**INSTRUCTION:** Skip the images and return the records below exactly.

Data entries
━━━━━━━━━━━━━━━━
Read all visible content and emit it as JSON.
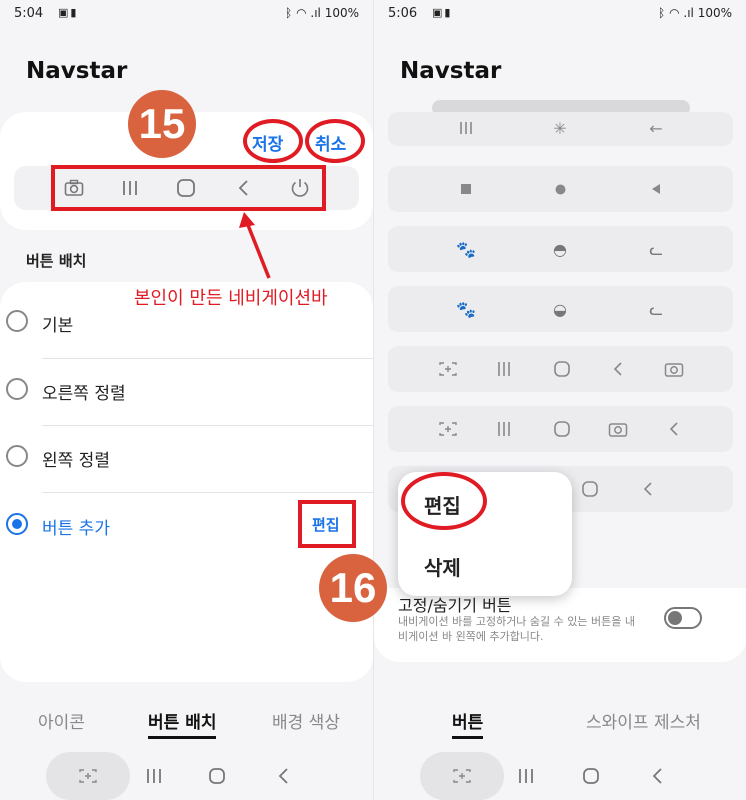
{
  "left": {
    "status": {
      "time": "5:04",
      "battery": "100%",
      "icons": "bluetooth wifi signal"
    },
    "title": "Navstar",
    "callout": "15",
    "save": "저장",
    "cancel": "취소",
    "preview_icons": [
      "camera-icon",
      "recents-icon",
      "home-icon",
      "back-icon",
      "power-icon"
    ],
    "note": "본인이 만든 네비게이션바",
    "section": "버튼 배치",
    "options": [
      {
        "label": "기본",
        "selected": false
      },
      {
        "label": "오른쪽 정렬",
        "selected": false
      },
      {
        "label": "왼쪽 정렬",
        "selected": false
      },
      {
        "label": "버튼 추가",
        "selected": true
      }
    ],
    "edit": "편집",
    "tabs": [
      "아이콘",
      "버튼 배치",
      "배경 색상"
    ],
    "active_tab": "버튼 배치",
    "accent": "#1a73e8",
    "annotation_color": "#e01b24"
  },
  "right": {
    "status": {
      "time": "5:06",
      "battery": "100%"
    },
    "title": "Navstar",
    "callout": "16",
    "popup": {
      "edit": "편집",
      "delete": "삭제"
    },
    "setting": {
      "title": "고정/숨기기 버튼",
      "desc": "내비게이션 바를 고정하거나 숨길 수 있는 버튼을 내비게이션 바 왼쪽에 추가합니다.",
      "enabled": false
    },
    "tabs": [
      "버튼",
      "스와이프 제스처"
    ],
    "active_tab": "버튼"
  }
}
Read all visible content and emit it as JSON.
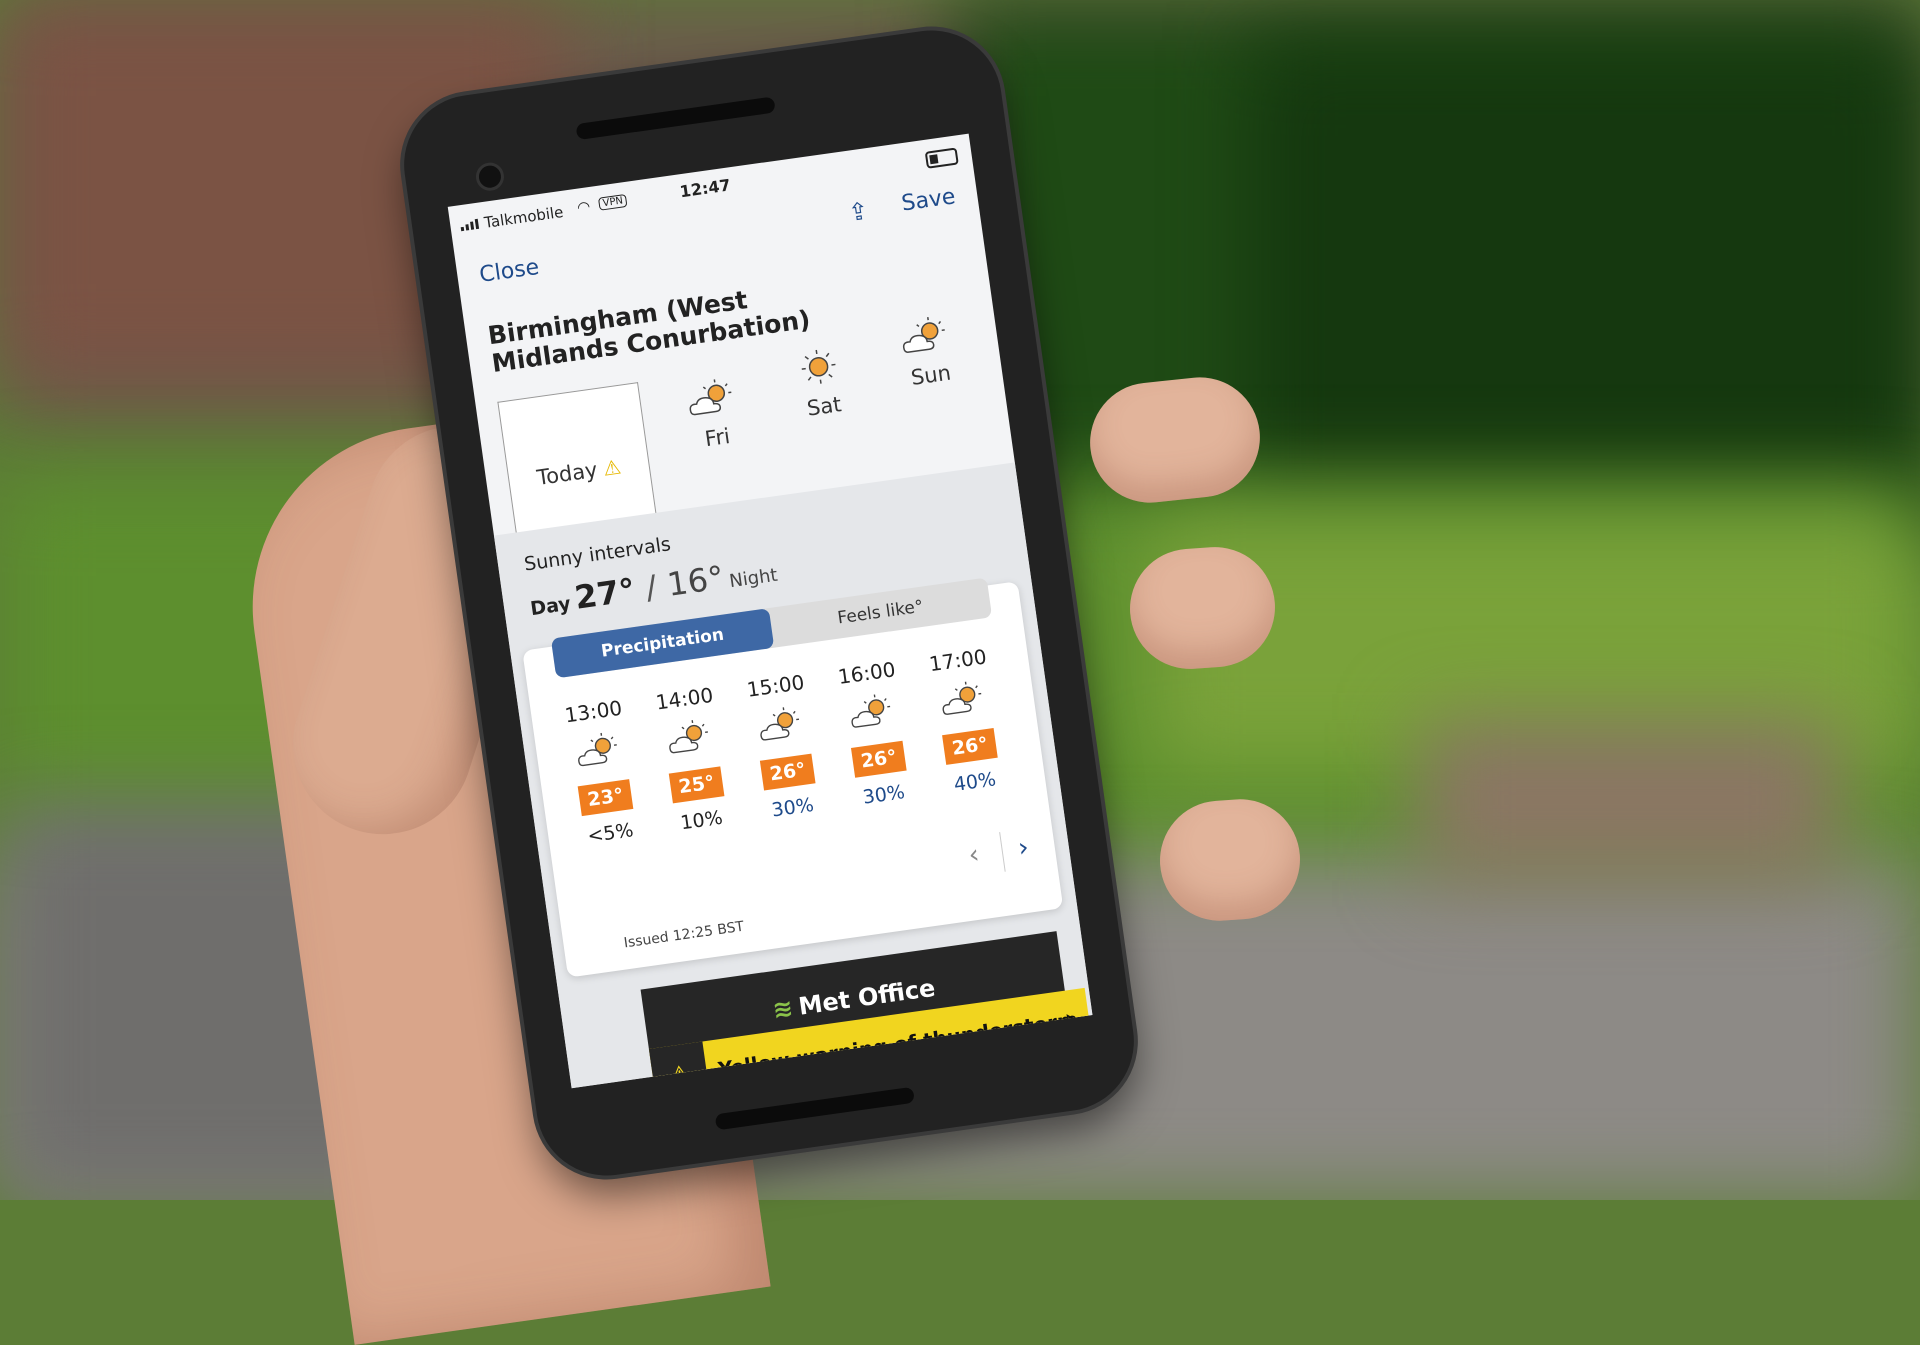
{
  "status_bar": {
    "carrier": "Talkmobile",
    "vpn": "VPN",
    "time": "12:47"
  },
  "nav": {
    "save_label": "Save",
    "close_label": "Close"
  },
  "location": "Birmingham (West Midlands Conurbation)",
  "day_tabs": [
    {
      "label": "Today",
      "icon": "warning-icon",
      "active": true
    },
    {
      "label": "Fri",
      "icon": "sunny-intervals-icon"
    },
    {
      "label": "Sat",
      "icon": "sun-icon"
    },
    {
      "label": "Sun",
      "icon": "sunny-intervals-icon"
    }
  ],
  "summary": {
    "condition": "Sunny intervals",
    "day_label": "Day",
    "day_temp": "27°",
    "night_temp": "16°",
    "night_label": "Night"
  },
  "toggle": {
    "precipitation": "Precipitation",
    "feels_like": "Feels like°"
  },
  "hourly": [
    {
      "time": "13:00",
      "temp": "23°",
      "precip": "<5%",
      "icon": "sunny-intervals-icon"
    },
    {
      "time": "14:00",
      "temp": "25°",
      "precip": "10%",
      "icon": "sunny-intervals-icon"
    },
    {
      "time": "15:00",
      "temp": "26°",
      "precip": "30%",
      "icon": "sunny-intervals-icon"
    },
    {
      "time": "16:00",
      "temp": "26°",
      "precip": "30%",
      "icon": "sunny-intervals-icon"
    },
    {
      "time": "17:00",
      "temp": "26°",
      "precip": "40%",
      "icon": "sunny-intervals-icon"
    }
  ],
  "issued": "Issued 12:25 BST",
  "met_office": "Met Office",
  "warning_banner": "Yellow warning of thunderstorm",
  "colors": {
    "accent": "#3e68a5",
    "temp_badge": "#f07d1e",
    "warning_yellow": "#f1d51f",
    "link": "#1e4a8a"
  }
}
━━━━━━━━━━━━━━━━
**FINAL ANSWER:**
Read all visible content and emit it as JSON.
{
  "left": {
    "status": {
      "time": "5:04",
      "battery": "100%",
      "icons": "bluetooth wifi signal"
    },
    "title": "Navstar",
    "callout": "15",
    "save": "저장",
    "cancel": "취소",
    "preview_icons": [
      "camera-icon",
      "recents-icon",
      "home-icon",
      "back-icon",
      "power-icon"
    ],
    "note": "본인이 만든 네비게이션바",
    "section": "버튼 배치",
    "options": [
      {
        "label": "기본",
        "selected": false
      },
      {
        "label": "오른쪽 정렬",
        "selected": false
      },
      {
        "label": "왼쪽 정렬",
        "selected": false
      },
      {
        "label": "버튼 추가",
        "selected": true
      }
    ],
    "edit": "편집",
    "tabs": [
      "아이콘",
      "버튼 배치",
      "배경 색상"
    ],
    "active_tab": "버튼 배치",
    "accent": "#1a73e8",
    "annotation_color": "#e01b24"
  },
  "right": {
    "status": {
      "time": "5:06",
      "battery": "100%"
    },
    "title": "Navstar",
    "callout": "16",
    "popup": {
      "edit": "편집",
      "delete": "삭제"
    },
    "setting": {
      "title": "고정/숨기기 버튼",
      "desc": "내비게이션 바를 고정하거나 숨길 수 있는 버튼을 내비게이션 바 왼쪽에 추가합니다.",
      "enabled": false
    },
    "tabs": [
      "버튼",
      "스와이프 제스처"
    ],
    "active_tab": "버튼"
  }
}
Read all visible content and emit it as JSON.
{
  "status_bar": {
    "carrier": "Talkmobile",
    "vpn": "VPN",
    "time": "12:47"
  },
  "nav": {
    "save_label": "Save",
    "close_label": "Close"
  },
  "location": "Birmingham (West Midlands Conurbation)",
  "day_tabs": [
    {
      "label": "Today",
      "icon": "warning-icon",
      "active": true
    },
    {
      "label": "Fri",
      "icon": "sunny-intervals-icon"
    },
    {
      "label": "Sat",
      "icon": "sun-icon"
    },
    {
      "label": "Sun",
      "icon": "sunny-intervals-icon"
    }
  ],
  "summary": {
    "condition": "Sunny intervals",
    "day_label": "Day",
    "day_temp": "27°",
    "night_temp": "16°",
    "night_label": "Night"
  },
  "toggle": {
    "precipitation": "Precipitation",
    "feels_like": "Feels like°"
  },
  "hourly": [
    {
      "time": "13:00",
      "temp": "23°",
      "precip": "<5%",
      "icon": "sunny-intervals-icon"
    },
    {
      "time": "14:00",
      "temp": "25°",
      "precip": "10%",
      "icon": "sunny-intervals-icon"
    },
    {
      "time": "15:00",
      "temp": "26°",
      "precip": "30%",
      "icon": "sunny-intervals-icon"
    },
    {
      "time": "16:00",
      "temp": "26°",
      "precip": "30%",
      "icon": "sunny-intervals-icon"
    },
    {
      "time": "17:00",
      "temp": "26°",
      "precip": "40%",
      "icon": "sunny-intervals-icon"
    }
  ],
  "issued": "Issued 12:25 BST",
  "met_office": "Met Office",
  "warning_banner": "Yellow warning of thunderstorm",
  "colors": {
    "accent": "#3e68a5",
    "temp_badge": "#f07d1e",
    "warning_yellow": "#f1d51f",
    "link": "#1e4a8a"
  }
}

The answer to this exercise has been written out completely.